**Stored data**.
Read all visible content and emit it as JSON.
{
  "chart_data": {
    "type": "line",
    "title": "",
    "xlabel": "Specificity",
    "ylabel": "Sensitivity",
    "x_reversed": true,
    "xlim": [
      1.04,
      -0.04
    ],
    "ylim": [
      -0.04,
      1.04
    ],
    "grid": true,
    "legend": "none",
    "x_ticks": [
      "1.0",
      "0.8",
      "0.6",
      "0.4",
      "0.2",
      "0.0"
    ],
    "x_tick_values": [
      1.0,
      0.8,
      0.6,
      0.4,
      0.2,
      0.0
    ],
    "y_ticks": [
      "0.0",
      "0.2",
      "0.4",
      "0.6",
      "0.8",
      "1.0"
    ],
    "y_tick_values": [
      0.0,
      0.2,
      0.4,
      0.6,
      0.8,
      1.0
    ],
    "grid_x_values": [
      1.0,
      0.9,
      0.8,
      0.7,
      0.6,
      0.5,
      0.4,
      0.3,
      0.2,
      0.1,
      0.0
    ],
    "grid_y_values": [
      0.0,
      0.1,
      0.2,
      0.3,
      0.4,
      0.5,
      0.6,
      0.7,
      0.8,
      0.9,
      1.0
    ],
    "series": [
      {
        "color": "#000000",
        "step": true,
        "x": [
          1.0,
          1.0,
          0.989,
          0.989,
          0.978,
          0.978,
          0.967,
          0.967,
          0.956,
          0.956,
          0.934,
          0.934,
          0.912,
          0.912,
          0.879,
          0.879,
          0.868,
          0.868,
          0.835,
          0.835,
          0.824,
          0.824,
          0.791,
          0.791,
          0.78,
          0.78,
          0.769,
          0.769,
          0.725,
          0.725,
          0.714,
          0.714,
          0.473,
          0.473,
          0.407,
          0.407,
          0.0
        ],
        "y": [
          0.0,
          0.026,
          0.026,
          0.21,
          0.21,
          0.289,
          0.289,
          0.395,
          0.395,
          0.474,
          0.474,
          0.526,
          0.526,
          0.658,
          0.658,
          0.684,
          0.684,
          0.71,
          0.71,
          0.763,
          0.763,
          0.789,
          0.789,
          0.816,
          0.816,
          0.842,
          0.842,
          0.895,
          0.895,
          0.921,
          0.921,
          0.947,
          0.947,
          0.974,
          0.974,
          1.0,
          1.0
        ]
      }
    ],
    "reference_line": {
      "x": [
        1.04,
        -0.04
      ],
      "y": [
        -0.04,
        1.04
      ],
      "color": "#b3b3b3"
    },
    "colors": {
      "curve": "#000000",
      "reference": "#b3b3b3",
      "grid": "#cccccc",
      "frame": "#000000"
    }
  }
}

...

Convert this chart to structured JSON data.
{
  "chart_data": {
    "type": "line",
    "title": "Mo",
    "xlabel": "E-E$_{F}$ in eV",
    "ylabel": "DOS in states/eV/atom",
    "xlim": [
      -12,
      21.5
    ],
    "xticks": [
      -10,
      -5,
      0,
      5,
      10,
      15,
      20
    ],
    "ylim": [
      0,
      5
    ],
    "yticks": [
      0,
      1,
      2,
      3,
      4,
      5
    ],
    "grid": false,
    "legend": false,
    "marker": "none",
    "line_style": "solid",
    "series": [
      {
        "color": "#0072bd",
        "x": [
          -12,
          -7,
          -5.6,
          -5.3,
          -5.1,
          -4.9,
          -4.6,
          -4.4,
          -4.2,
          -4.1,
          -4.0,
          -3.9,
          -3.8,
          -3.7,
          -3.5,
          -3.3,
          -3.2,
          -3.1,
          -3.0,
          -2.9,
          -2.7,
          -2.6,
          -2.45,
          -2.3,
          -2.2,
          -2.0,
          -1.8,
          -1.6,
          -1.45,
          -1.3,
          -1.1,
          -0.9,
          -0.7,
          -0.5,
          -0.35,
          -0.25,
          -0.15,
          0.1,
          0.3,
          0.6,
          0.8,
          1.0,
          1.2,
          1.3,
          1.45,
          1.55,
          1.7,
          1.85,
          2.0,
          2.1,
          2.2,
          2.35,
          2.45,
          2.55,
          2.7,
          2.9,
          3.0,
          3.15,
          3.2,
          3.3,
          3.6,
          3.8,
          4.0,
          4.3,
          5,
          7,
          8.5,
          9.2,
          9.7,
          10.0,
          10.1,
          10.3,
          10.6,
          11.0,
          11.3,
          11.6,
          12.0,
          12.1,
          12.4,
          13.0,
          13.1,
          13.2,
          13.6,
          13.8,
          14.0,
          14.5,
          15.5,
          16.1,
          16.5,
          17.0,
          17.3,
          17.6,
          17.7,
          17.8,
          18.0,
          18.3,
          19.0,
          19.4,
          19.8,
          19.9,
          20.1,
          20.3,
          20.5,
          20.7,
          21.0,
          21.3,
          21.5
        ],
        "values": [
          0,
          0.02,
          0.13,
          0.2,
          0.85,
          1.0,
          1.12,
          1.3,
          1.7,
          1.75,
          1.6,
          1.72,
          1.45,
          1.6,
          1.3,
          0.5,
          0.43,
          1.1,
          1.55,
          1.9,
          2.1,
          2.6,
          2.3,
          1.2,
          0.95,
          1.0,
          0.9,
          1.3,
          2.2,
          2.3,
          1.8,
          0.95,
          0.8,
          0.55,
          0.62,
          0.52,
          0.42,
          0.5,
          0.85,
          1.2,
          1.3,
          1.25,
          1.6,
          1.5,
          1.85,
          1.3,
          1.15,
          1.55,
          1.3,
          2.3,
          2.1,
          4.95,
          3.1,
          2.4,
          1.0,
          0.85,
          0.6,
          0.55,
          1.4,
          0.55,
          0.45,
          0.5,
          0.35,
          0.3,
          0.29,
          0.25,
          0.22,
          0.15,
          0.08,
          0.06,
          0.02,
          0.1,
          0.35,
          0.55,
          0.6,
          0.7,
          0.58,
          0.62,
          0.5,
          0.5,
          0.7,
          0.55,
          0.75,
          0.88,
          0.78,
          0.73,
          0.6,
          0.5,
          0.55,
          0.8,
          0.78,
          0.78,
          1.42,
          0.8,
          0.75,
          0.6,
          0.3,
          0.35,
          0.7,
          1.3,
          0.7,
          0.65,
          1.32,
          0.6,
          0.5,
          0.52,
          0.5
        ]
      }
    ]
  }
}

--

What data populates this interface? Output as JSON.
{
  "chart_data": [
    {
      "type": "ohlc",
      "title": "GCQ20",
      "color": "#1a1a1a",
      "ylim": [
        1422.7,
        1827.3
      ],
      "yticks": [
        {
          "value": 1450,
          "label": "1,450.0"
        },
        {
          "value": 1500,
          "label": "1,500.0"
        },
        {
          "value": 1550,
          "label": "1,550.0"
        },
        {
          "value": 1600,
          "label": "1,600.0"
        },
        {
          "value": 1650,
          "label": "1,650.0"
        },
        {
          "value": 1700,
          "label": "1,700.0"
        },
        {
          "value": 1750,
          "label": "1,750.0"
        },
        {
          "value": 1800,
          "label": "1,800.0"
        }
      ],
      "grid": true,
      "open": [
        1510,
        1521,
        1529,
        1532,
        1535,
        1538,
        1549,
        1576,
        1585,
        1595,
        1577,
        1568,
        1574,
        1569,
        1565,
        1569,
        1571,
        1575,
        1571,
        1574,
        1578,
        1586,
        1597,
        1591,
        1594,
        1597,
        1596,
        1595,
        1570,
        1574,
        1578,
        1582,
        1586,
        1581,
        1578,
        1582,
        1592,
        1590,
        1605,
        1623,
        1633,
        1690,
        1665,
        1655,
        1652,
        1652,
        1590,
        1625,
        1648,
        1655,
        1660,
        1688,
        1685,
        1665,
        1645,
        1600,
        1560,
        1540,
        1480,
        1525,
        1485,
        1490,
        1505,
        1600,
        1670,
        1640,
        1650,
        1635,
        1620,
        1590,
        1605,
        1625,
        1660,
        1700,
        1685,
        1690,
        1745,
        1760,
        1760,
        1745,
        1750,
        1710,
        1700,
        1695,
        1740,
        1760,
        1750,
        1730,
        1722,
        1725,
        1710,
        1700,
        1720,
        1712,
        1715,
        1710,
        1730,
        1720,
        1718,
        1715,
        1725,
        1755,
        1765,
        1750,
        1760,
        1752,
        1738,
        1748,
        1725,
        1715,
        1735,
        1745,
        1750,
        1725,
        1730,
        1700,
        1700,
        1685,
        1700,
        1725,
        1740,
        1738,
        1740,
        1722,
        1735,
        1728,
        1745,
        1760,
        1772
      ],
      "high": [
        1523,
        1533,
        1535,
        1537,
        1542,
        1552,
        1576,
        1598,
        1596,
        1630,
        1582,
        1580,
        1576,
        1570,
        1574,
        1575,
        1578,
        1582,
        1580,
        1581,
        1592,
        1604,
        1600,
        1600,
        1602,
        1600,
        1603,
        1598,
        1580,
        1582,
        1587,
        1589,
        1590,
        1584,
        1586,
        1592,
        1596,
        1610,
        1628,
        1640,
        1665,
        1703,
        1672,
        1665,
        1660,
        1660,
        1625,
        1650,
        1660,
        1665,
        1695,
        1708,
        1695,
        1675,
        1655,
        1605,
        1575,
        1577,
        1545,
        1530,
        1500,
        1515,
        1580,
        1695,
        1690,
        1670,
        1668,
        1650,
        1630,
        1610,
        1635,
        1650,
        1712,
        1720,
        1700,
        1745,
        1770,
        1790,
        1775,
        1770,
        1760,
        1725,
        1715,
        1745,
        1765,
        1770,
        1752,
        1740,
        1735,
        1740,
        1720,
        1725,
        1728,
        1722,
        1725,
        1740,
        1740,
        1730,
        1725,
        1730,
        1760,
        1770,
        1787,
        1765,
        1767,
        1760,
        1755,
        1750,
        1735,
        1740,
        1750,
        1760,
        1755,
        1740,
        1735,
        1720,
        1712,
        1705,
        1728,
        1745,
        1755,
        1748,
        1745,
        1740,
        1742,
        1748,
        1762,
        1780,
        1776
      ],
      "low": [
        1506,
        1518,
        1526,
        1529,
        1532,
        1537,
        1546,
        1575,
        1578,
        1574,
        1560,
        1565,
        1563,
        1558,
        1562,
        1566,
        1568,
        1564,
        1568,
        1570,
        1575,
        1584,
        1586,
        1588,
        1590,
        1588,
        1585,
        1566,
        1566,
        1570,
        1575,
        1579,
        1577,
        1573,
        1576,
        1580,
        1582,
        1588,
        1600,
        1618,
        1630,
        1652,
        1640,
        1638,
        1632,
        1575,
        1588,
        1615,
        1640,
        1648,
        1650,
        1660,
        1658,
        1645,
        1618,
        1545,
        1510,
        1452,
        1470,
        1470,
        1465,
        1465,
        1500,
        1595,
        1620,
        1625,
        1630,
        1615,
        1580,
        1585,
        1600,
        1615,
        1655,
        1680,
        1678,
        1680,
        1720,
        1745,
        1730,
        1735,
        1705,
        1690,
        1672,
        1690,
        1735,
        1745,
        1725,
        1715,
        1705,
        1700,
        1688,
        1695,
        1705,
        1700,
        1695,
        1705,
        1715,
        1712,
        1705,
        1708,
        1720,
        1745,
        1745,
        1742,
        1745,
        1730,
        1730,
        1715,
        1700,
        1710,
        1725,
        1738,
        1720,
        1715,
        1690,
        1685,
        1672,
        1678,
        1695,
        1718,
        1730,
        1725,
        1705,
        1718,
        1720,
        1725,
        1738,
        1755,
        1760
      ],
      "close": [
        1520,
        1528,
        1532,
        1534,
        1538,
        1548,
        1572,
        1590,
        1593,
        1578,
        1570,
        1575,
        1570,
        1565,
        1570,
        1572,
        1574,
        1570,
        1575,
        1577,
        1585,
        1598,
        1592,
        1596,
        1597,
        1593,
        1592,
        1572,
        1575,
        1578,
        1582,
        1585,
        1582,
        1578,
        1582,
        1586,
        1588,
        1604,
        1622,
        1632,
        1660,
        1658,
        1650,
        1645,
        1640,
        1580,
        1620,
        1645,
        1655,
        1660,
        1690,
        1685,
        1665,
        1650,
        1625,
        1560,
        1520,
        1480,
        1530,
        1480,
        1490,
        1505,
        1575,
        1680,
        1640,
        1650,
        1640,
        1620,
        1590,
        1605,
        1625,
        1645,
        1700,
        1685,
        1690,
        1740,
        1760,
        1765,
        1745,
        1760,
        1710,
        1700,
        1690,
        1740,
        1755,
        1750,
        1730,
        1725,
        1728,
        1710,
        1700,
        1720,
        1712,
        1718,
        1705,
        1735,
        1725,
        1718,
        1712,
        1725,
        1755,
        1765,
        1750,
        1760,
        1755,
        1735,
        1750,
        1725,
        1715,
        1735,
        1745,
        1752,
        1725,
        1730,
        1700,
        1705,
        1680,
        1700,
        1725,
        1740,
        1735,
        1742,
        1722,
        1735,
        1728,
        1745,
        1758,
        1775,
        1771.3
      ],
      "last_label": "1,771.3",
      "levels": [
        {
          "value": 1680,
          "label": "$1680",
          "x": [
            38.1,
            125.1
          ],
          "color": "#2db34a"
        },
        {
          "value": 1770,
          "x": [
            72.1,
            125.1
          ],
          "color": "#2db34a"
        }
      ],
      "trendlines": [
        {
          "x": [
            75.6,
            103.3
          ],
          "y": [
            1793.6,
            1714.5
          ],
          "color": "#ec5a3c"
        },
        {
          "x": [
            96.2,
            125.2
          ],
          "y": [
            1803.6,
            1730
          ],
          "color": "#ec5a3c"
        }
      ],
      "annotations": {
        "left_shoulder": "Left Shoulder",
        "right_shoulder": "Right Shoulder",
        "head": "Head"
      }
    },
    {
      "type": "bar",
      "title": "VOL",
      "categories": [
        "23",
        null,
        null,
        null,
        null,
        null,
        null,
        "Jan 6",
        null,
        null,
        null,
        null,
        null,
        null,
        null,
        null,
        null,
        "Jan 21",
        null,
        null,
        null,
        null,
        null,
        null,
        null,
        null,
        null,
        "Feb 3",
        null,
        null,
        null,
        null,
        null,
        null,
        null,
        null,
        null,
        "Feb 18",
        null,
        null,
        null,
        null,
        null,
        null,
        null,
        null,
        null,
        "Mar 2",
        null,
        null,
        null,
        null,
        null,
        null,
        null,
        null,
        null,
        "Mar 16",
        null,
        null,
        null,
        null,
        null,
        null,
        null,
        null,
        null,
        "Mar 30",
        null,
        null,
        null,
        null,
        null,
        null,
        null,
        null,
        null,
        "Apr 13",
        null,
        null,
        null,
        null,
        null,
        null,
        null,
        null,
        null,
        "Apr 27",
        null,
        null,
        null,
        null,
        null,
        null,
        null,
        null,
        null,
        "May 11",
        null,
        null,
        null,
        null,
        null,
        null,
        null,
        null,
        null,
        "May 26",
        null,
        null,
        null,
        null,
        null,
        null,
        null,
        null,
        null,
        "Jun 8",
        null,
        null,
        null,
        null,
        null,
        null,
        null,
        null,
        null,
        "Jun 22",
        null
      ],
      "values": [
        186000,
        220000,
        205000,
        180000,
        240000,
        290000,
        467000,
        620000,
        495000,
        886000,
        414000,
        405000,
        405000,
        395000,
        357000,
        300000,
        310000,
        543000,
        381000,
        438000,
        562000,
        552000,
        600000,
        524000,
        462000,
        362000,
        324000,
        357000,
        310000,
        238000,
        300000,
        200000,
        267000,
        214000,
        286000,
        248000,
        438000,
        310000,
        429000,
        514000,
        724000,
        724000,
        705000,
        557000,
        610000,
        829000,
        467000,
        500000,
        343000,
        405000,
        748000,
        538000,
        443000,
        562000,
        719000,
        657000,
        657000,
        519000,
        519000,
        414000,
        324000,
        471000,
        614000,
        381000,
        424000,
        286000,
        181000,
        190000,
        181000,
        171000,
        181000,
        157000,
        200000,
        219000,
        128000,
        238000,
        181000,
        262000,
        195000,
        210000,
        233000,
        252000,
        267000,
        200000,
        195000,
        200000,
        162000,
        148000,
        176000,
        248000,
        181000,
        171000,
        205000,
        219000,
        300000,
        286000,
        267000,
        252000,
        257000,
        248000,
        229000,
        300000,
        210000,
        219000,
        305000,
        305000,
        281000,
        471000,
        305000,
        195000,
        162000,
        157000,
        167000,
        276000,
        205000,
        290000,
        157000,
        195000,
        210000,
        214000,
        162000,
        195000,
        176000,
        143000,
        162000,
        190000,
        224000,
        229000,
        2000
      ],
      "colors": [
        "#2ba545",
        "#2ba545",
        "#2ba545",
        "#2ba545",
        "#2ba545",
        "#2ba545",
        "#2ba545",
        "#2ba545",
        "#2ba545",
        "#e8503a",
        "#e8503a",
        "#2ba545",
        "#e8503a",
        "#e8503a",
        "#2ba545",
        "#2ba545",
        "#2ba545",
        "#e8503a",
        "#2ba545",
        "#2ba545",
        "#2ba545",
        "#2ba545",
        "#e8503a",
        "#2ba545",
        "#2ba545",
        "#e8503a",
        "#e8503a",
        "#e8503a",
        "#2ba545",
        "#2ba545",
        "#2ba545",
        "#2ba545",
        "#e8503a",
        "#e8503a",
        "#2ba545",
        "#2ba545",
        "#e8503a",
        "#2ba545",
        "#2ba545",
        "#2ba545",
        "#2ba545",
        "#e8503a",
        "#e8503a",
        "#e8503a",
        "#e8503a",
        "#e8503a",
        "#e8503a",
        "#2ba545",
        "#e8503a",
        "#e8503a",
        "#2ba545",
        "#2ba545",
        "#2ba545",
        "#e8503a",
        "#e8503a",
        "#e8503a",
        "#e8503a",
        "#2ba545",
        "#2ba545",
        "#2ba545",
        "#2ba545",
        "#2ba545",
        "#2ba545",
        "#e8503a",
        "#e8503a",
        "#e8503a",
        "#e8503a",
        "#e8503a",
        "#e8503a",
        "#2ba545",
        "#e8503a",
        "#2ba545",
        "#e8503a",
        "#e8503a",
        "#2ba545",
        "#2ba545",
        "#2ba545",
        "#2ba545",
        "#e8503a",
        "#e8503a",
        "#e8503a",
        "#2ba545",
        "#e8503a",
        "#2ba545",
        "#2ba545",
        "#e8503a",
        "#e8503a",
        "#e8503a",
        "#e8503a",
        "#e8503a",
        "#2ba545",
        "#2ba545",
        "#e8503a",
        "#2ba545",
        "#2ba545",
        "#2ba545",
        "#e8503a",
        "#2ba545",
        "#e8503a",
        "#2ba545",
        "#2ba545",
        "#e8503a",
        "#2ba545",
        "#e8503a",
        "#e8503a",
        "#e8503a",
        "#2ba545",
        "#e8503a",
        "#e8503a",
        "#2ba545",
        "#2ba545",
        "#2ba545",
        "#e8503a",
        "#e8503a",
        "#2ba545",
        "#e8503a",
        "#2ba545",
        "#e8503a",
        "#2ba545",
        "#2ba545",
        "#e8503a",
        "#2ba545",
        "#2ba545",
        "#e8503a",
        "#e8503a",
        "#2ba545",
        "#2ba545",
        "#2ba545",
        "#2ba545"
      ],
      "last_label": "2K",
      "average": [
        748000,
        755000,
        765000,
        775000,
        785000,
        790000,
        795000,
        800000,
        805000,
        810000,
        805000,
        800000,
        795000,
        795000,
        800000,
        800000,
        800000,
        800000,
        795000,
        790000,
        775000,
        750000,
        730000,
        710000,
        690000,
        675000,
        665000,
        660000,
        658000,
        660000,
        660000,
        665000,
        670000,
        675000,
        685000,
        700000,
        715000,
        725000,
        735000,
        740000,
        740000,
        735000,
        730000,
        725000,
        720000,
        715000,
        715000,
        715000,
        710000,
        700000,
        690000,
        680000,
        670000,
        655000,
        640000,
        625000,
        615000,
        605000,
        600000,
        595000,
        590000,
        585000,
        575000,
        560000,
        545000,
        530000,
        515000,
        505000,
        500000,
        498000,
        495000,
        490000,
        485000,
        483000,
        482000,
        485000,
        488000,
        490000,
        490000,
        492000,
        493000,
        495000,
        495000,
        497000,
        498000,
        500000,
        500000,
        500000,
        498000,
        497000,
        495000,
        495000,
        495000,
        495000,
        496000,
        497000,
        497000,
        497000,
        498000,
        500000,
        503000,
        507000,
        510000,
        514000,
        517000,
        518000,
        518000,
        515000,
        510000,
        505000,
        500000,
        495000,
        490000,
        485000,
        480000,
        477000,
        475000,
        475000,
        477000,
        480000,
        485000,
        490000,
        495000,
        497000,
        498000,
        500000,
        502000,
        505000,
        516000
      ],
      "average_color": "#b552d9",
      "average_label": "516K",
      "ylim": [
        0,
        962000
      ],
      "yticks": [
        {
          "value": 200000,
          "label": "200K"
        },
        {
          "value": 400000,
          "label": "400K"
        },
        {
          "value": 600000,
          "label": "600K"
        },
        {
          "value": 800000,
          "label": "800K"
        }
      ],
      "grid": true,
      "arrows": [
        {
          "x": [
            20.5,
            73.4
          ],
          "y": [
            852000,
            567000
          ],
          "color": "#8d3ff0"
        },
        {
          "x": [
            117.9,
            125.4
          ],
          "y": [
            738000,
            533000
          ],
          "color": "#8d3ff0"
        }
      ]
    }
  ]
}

**Your goal**. Using the entries above, find all lines with "ylabel". Copy them.

**Result of the task**.
    "ylabel": "Sensitivity",
    "ylabel": "DOS in states/eV/atom",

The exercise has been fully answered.